━━━━━ Exercise inputs ━━━━━

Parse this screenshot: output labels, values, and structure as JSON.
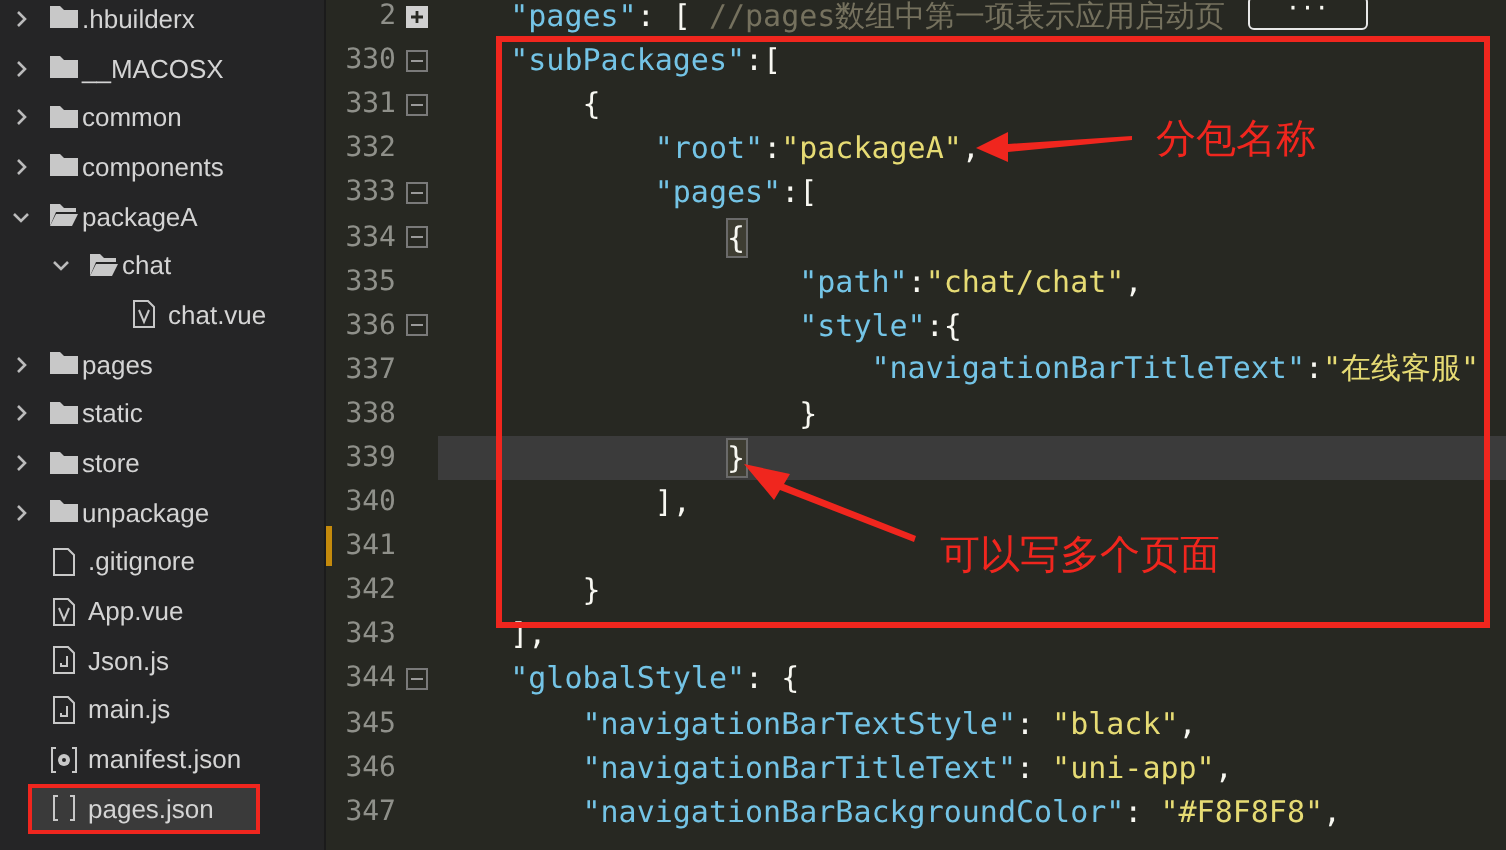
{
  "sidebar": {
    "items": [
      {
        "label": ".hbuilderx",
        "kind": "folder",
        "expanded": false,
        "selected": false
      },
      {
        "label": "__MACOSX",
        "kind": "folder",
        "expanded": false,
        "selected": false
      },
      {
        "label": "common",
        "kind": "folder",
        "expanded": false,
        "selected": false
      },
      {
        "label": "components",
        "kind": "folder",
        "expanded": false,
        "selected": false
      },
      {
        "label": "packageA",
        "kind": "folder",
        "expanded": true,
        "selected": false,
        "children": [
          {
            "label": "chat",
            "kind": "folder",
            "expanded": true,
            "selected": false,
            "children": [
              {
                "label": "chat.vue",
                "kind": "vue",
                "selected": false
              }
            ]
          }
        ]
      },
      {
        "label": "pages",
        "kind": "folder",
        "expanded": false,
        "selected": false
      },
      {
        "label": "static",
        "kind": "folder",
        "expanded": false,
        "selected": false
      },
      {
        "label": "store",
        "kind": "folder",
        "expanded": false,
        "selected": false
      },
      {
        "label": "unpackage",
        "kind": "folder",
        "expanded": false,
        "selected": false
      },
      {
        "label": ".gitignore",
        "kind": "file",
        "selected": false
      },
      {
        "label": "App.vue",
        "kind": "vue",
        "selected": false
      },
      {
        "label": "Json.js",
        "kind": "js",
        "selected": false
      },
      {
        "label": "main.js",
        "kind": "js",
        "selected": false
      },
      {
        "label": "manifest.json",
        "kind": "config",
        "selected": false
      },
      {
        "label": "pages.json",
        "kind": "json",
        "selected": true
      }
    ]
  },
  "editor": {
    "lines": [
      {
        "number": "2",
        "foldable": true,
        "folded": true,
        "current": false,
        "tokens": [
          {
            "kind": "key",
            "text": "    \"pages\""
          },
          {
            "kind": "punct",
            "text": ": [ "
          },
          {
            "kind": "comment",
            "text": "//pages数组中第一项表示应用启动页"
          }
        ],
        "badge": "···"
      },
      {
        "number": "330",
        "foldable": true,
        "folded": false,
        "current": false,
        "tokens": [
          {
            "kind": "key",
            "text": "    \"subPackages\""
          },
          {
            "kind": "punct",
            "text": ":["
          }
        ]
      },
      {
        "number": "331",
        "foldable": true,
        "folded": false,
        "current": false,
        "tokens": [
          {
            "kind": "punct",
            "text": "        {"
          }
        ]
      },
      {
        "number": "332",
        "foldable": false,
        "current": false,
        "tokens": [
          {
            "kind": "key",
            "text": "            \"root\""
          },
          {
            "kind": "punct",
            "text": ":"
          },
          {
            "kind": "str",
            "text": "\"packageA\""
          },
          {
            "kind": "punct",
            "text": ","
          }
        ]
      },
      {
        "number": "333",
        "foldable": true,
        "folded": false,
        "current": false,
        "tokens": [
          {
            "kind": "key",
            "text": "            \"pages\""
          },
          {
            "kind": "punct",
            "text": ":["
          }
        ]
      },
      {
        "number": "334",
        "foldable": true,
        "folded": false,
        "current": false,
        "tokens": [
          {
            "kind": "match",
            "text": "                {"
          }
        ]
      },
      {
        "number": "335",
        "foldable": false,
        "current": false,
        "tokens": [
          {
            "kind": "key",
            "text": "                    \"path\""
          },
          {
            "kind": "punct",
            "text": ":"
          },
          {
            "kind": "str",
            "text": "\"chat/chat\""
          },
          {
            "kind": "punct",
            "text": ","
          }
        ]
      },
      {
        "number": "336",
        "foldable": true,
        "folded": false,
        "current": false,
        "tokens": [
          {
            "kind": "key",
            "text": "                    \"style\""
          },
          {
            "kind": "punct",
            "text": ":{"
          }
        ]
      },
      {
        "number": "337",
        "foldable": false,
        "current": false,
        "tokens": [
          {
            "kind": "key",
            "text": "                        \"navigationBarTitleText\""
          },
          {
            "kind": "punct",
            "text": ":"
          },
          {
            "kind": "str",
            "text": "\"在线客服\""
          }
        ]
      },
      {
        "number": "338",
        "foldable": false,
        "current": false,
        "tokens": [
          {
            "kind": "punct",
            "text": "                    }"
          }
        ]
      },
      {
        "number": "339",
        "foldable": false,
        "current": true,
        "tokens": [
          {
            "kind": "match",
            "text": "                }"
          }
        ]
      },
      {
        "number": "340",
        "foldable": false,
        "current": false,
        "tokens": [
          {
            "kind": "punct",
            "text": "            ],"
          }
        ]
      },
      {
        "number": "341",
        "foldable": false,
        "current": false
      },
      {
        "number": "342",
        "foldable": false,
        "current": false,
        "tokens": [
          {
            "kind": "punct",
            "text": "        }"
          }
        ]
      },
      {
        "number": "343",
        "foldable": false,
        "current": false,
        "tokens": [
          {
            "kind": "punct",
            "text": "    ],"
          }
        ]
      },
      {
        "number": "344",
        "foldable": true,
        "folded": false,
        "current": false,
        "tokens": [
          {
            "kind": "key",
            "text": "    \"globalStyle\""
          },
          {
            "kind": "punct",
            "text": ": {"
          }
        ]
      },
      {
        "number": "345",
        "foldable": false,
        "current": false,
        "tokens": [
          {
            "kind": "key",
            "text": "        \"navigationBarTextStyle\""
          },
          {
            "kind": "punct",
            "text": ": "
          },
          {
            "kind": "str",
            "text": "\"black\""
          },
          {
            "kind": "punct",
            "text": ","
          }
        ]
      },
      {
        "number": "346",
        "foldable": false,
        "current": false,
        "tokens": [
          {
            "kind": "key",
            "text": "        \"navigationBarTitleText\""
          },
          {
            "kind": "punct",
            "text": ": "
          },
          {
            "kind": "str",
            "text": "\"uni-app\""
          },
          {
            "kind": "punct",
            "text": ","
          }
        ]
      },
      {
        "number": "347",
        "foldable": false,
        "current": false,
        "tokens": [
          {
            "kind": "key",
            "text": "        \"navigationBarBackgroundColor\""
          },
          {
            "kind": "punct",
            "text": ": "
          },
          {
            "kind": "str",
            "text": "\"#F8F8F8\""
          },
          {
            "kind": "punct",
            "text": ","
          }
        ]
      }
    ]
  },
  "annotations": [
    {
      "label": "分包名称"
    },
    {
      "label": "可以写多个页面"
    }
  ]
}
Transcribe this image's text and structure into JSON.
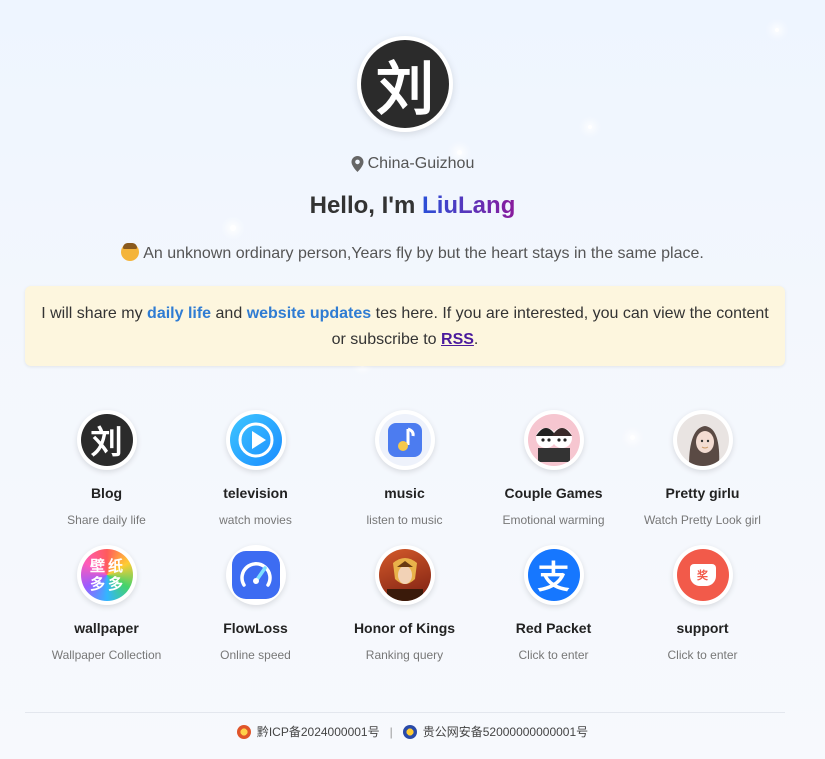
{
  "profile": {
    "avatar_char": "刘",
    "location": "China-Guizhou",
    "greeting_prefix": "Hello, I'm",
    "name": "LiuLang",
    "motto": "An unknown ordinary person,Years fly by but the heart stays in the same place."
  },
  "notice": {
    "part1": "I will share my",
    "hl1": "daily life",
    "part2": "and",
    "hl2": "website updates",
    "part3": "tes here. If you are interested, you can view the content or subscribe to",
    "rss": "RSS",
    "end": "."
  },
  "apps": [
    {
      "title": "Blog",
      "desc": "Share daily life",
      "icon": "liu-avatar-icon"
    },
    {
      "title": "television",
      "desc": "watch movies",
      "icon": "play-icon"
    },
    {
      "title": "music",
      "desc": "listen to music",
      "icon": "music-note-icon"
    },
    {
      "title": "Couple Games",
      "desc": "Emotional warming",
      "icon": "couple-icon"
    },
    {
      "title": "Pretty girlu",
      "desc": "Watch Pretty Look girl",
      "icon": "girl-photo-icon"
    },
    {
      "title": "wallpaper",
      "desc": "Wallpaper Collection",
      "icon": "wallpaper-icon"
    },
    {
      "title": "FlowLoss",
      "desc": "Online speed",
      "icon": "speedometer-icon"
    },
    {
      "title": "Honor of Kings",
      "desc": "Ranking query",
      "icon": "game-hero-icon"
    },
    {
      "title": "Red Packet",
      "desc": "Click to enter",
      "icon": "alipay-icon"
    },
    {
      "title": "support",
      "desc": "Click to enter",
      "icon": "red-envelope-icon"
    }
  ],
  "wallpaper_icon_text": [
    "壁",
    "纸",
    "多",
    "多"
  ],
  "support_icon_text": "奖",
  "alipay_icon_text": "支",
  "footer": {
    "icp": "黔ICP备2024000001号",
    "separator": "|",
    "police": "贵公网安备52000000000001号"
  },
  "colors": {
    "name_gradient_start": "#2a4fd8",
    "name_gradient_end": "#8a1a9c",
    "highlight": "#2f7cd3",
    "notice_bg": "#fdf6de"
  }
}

━━━━━
━━━━━ Exercise inputs ━━━━━

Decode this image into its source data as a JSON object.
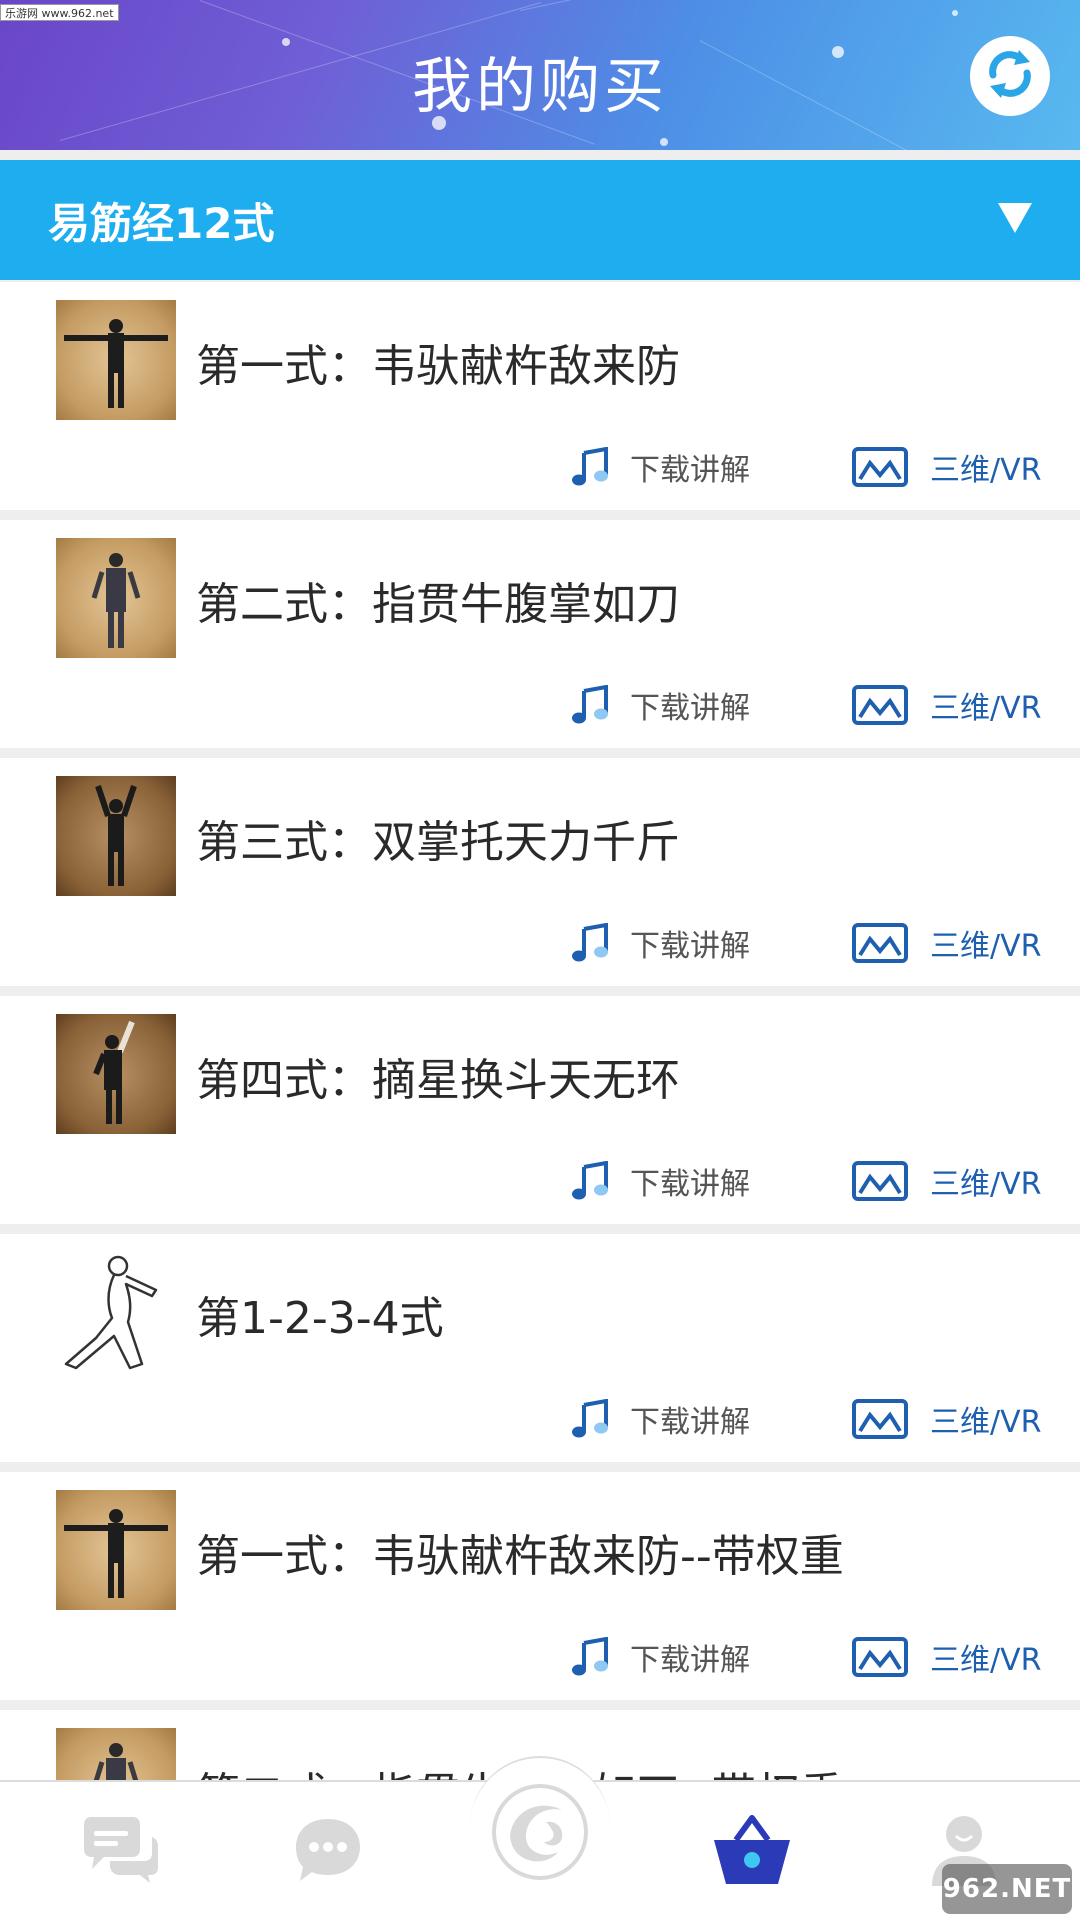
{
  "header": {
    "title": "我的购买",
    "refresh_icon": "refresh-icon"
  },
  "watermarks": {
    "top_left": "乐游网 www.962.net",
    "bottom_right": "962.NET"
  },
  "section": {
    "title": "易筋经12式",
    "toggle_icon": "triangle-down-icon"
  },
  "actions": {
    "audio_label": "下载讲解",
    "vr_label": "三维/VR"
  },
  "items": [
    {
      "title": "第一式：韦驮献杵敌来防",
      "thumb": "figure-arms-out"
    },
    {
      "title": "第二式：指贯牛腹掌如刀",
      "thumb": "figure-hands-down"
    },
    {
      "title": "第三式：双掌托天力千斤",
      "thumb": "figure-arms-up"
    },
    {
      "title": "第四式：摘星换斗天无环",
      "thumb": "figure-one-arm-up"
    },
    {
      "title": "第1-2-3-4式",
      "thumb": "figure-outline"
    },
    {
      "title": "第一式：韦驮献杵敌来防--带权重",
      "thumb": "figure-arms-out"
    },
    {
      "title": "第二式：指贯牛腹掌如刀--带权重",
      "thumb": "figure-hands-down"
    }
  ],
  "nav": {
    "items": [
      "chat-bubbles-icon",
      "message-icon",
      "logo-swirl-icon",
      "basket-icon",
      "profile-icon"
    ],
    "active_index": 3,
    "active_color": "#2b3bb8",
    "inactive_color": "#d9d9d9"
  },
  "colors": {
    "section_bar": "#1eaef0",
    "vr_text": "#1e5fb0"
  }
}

━━━━━

■ Given problem ■
Scan the material above. Copy each line that holds the word "韦驮献杵敌来防".

■ Written answer ■
      "title": "第一式：韦驮献杵敌来防",
      "title": "第一式：韦驮献杵敌来防--带权重",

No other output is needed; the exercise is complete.